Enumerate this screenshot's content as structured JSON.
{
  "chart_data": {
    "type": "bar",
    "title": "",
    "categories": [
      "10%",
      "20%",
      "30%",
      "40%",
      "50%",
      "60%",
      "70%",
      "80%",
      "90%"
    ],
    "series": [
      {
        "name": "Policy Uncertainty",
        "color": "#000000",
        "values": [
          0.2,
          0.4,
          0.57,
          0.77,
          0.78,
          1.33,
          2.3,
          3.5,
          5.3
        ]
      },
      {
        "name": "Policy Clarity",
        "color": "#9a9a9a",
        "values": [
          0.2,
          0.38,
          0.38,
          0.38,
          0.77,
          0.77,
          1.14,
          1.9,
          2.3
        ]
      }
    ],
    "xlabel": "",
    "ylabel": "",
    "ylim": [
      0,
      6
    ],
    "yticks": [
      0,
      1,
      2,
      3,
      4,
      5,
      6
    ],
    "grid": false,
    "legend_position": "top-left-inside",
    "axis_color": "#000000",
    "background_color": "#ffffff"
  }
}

_ _ _ _ _

Make a verbatim copy of every entry shown above.

Enumerate this screenshot's content as structured JSON.
{
  "chart_data": {
    "type": "bar",
    "title": "",
    "categories": [
      "10%",
      "20%",
      "30%",
      "40%",
      "50%",
      "60%",
      "70%",
      "80%",
      "90%"
    ],
    "series": [
      {
        "name": "Policy Uncertainty",
        "color": "#000000",
        "values": [
          0.2,
          0.4,
          0.57,
          0.77,
          0.78,
          1.33,
          2.3,
          3.5,
          5.3
        ]
      },
      {
        "name": "Policy Clarity",
        "color": "#9a9a9a",
        "values": [
          0.2,
          0.38,
          0.38,
          0.38,
          0.77,
          0.77,
          1.14,
          1.9,
          2.3
        ]
      }
    ],
    "xlabel": "",
    "ylabel": "",
    "ylim": [
      0,
      6
    ],
    "yticks": [
      0,
      1,
      2,
      3,
      4,
      5,
      6
    ],
    "grid": false,
    "legend_position": "top-left-inside",
    "axis_color": "#000000",
    "background_color": "#ffffff"
  }
}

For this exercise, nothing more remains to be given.